■ Work to complete ■
Every line that contains the word "JSON" should be copied.

-- start of Given data --

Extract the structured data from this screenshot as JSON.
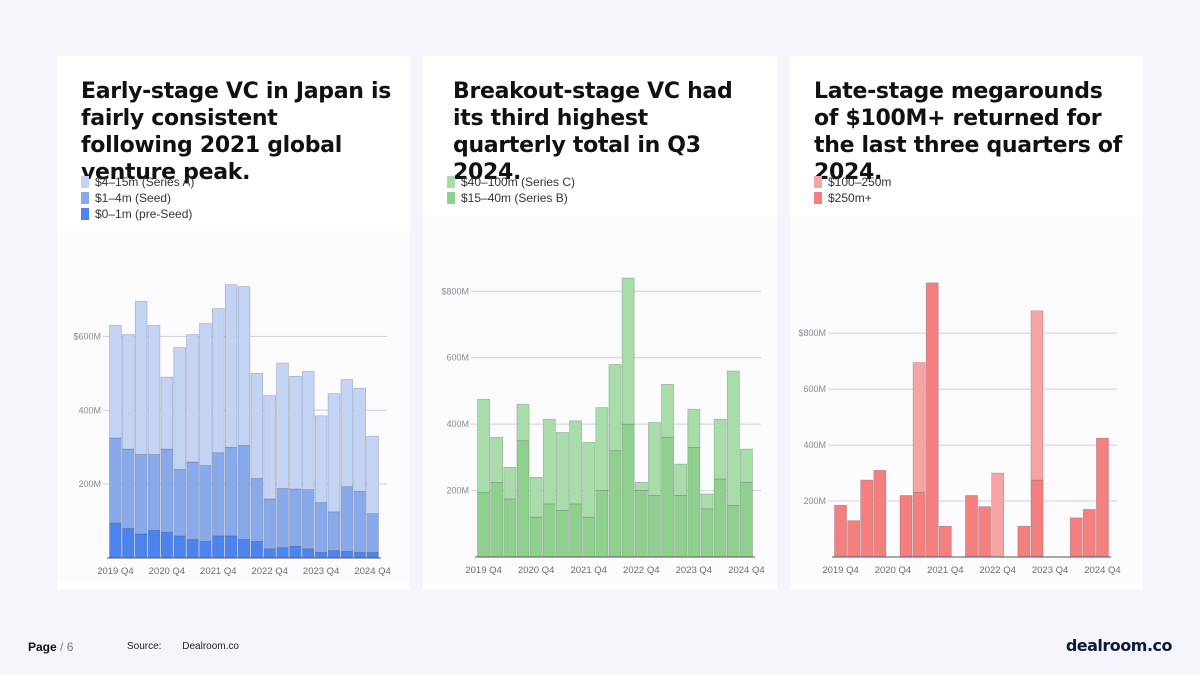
{
  "footer": {
    "page_label": "Page",
    "page_number": "/ 6",
    "source_label": "Source:",
    "source_value": "Dealroom.co",
    "logo": "dealroom.co"
  },
  "colors": {
    "blue_light": "#c3d3f3",
    "blue_mid": "#88aaea",
    "blue_dark": "#4a84ec",
    "green_light": "#a8dca8",
    "green_mid": "#8fd08f",
    "red_light": "#f5a3a3",
    "red_mid": "#f47f7f"
  },
  "chart_data": [
    {
      "type": "bar",
      "stacked": true,
      "title": "Early-stage VC in Japan is fairly consistent following 2021 global venture peak.",
      "legend": [
        "$4–15m (Series A)",
        "$1–4m (Seed)",
        "$0–1m (pre-Seed)"
      ],
      "categories": [
        "2019 Q4",
        "2020 Q1",
        "2020 Q2",
        "2020 Q3",
        "2020 Q4",
        "2021 Q1",
        "2021 Q2",
        "2021 Q3",
        "2021 Q4",
        "2022 Q1",
        "2022 Q2",
        "2022 Q3",
        "2022 Q4",
        "2023 Q1",
        "2023 Q2",
        "2023 Q3",
        "2023 Q4",
        "2024 Q1",
        "2024 Q2",
        "2024 Q3",
        "2024 Q4"
      ],
      "tick_labels": [
        "2019 Q4",
        "2020 Q4",
        "2021 Q4",
        "2022 Q4",
        "2023 Q4",
        "2024 Q4"
      ],
      "tick_indices": [
        0,
        4,
        8,
        12,
        16,
        20
      ],
      "series": [
        {
          "name": "$0–1m (pre-Seed)",
          "values": [
            95,
            80,
            65,
            75,
            70,
            60,
            50,
            45,
            60,
            60,
            50,
            45,
            25,
            28,
            32,
            25,
            15,
            20,
            18,
            15,
            15
          ]
        },
        {
          "name": "$1–4m (Seed)",
          "values": [
            230,
            215,
            215,
            205,
            225,
            180,
            210,
            205,
            225,
            240,
            255,
            170,
            135,
            160,
            155,
            160,
            135,
            105,
            175,
            165,
            105
          ]
        },
        {
          "name": "$4–15m (Series A)",
          "values": [
            305,
            310,
            415,
            350,
            195,
            330,
            345,
            385,
            390,
            440,
            430,
            285,
            280,
            340,
            305,
            320,
            235,
            320,
            290,
            280,
            210
          ]
        }
      ],
      "colors": [
        "#4a84ec",
        "#88aaea",
        "#c3d3f3"
      ],
      "y_ticks": [
        200,
        400,
        600
      ],
      "y_tick_labels": [
        "200M",
        "400M",
        "$600M"
      ],
      "ylim": [
        0,
        750
      ]
    },
    {
      "type": "bar",
      "stacked": true,
      "title": "Breakout-stage VC had its third highest quarterly total in Q3 2024.",
      "legend": [
        "$40–100m (Series C)",
        "$15–40m (Series B)"
      ],
      "categories": [
        "2019 Q4",
        "2020 Q1",
        "2020 Q2",
        "2020 Q3",
        "2020 Q4",
        "2021 Q1",
        "2021 Q2",
        "2021 Q3",
        "2021 Q4",
        "2022 Q1",
        "2022 Q2",
        "2022 Q3",
        "2022 Q4",
        "2023 Q1",
        "2023 Q2",
        "2023 Q3",
        "2023 Q4",
        "2024 Q1",
        "2024 Q2",
        "2024 Q3",
        "2024 Q4"
      ],
      "tick_labels": [
        "2019 Q4",
        "2020 Q4",
        "2021 Q4",
        "2022 Q4",
        "2023 Q4",
        "2024 Q4"
      ],
      "tick_indices": [
        0,
        4,
        8,
        12,
        16,
        20
      ],
      "series": [
        {
          "name": "$15–40m (Series B)",
          "values": [
            195,
            225,
            175,
            350,
            120,
            160,
            140,
            160,
            120,
            200,
            320,
            400,
            200,
            185,
            360,
            185,
            330,
            145,
            235,
            155,
            225
          ]
        },
        {
          "name": "$40–100m (Series C)",
          "values": [
            280,
            135,
            95,
            110,
            120,
            255,
            235,
            250,
            225,
            250,
            260,
            440,
            25,
            220,
            160,
            95,
            115,
            45,
            180,
            405,
            100
          ]
        }
      ],
      "colors": [
        "#8fd08f",
        "#a8dca8"
      ],
      "y_ticks": [
        200,
        400,
        600,
        800
      ],
      "y_tick_labels": [
        "200M",
        "400M",
        "600M",
        "$800M"
      ],
      "ylim": [
        0,
        840
      ]
    },
    {
      "type": "bar",
      "stacked": true,
      "title": "Late-stage megarounds of $100M+ returned for the last three quarters of 2024.",
      "legend": [
        "$100–250m",
        "$250m+"
      ],
      "categories": [
        "2019 Q4",
        "2020 Q1",
        "2020 Q2",
        "2020 Q3",
        "2020 Q4",
        "2021 Q1",
        "2021 Q2",
        "2021 Q3",
        "2021 Q4",
        "2022 Q1",
        "2022 Q2",
        "2022 Q3",
        "2022 Q4",
        "2023 Q1",
        "2023 Q2",
        "2023 Q3",
        "2023 Q4",
        "2024 Q1",
        "2024 Q2",
        "2024 Q3",
        "2024 Q4"
      ],
      "tick_labels": [
        "2019 Q4",
        "2020 Q4",
        "2021 Q4",
        "2022 Q4",
        "2023 Q4",
        "2024 Q4"
      ],
      "tick_indices": [
        0,
        4,
        8,
        12,
        16,
        20
      ],
      "series": [
        {
          "name": "$250m+",
          "values": [
            185,
            130,
            275,
            310,
            0,
            220,
            230,
            980,
            110,
            0,
            220,
            180,
            0,
            0,
            110,
            275,
            0,
            0,
            140,
            170,
            425
          ]
        },
        {
          "name": "$100–250m",
          "values": [
            0,
            0,
            0,
            0,
            0,
            0,
            465,
            0,
            0,
            0,
            0,
            0,
            300,
            0,
            0,
            605,
            0,
            0,
            0,
            0,
            0
          ]
        }
      ],
      "colors": [
        "#f47f7f",
        "#f5a3a3"
      ],
      "y_ticks": [
        200,
        400,
        600,
        800
      ],
      "y_tick_labels": [
        "200M",
        "400M",
        "600M",
        "$800M"
      ],
      "ylim": [
        0,
        990
      ]
    }
  ]
}
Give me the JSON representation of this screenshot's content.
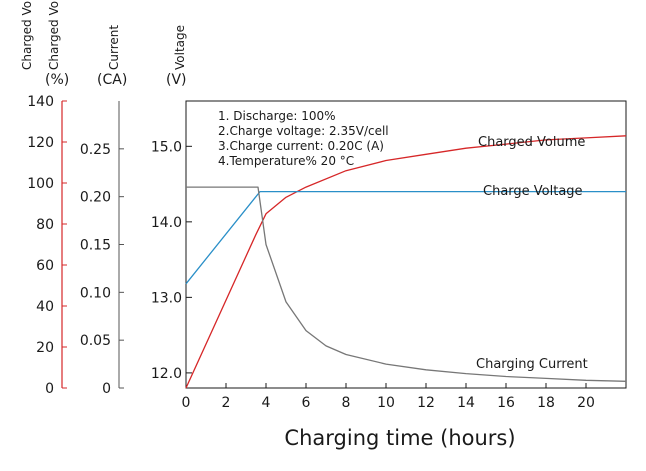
{
  "chart_data": {
    "type": "line",
    "title": "",
    "xlabel": "Charging time (hours)",
    "x_ticks": [
      0,
      2,
      4,
      6,
      8,
      10,
      12,
      14,
      16,
      18,
      20
    ],
    "x_tick_labels": [
      "0",
      "2",
      "4",
      "6",
      "8",
      "10",
      "12",
      "14",
      "16",
      "18",
      "20"
    ],
    "xlim": [
      0,
      22
    ],
    "axes": {
      "charged_volume": {
        "label": "Charged Volume",
        "unit": "(%)",
        "ticks": [
          0,
          20,
          40,
          60,
          80,
          100,
          120,
          140
        ],
        "tick_labels": [
          "0",
          "20",
          "40",
          "60",
          "80",
          "100",
          "120",
          "140"
        ],
        "range": [
          0,
          140
        ],
        "color": "#d62728"
      },
      "current": {
        "label": "Current",
        "unit": "(CA)",
        "ticks": [
          0,
          0.05,
          0.1,
          0.15,
          0.2,
          0.25
        ],
        "tick_labels": [
          "0",
          "0.05",
          "0.10",
          "0.15",
          "0.20",
          "0.25"
        ],
        "range": [
          0,
          0.3
        ],
        "color": "#333333"
      },
      "voltage": {
        "label": "Voltage",
        "unit": "(V)",
        "ticks": [
          12.0,
          13.0,
          14.0,
          15.0
        ],
        "tick_labels": [
          "12.0",
          "13.0",
          "14.0",
          "15.0"
        ],
        "range": [
          11.8,
          15.6
        ],
        "color": "#2a8fc8"
      }
    },
    "notes": [
      "1. Discharge: 100%",
      "2.Charge voltage: 2.35V/cell",
      "3.Charge current: 0.20C (A)",
      "4.Temperature% 20 °C"
    ],
    "series": [
      {
        "name": "Charged Volume",
        "axis": "charged_volume",
        "color": "#d62728",
        "x": [
          0,
          3.5,
          4,
          5,
          6,
          8,
          10,
          12,
          14,
          16,
          18,
          20,
          22
        ],
        "y": [
          0,
          75,
          85,
          93,
          98,
          106,
          111,
          114,
          117,
          119,
          121,
          122,
          123
        ]
      },
      {
        "name": "Charge Voltage",
        "axis": "voltage",
        "color": "#2a8fc8",
        "x": [
          0,
          3.7,
          22
        ],
        "y": [
          13.18,
          14.4,
          14.4
        ]
      },
      {
        "name": "Charging Current",
        "axis": "current",
        "color": "#777777",
        "x": [
          0,
          3.6,
          4,
          5,
          6,
          7,
          8,
          10,
          12,
          14,
          16,
          18,
          20,
          22
        ],
        "y": [
          0.21,
          0.21,
          0.15,
          0.09,
          0.06,
          0.044,
          0.035,
          0.025,
          0.019,
          0.015,
          0.012,
          0.01,
          0.008,
          0.007
        ]
      }
    ]
  }
}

-- end of Given data --

■ Finished exercise ■
Extract the structured data from this screenshot as JSON.
Give me the JSON representation of this screenshot's content.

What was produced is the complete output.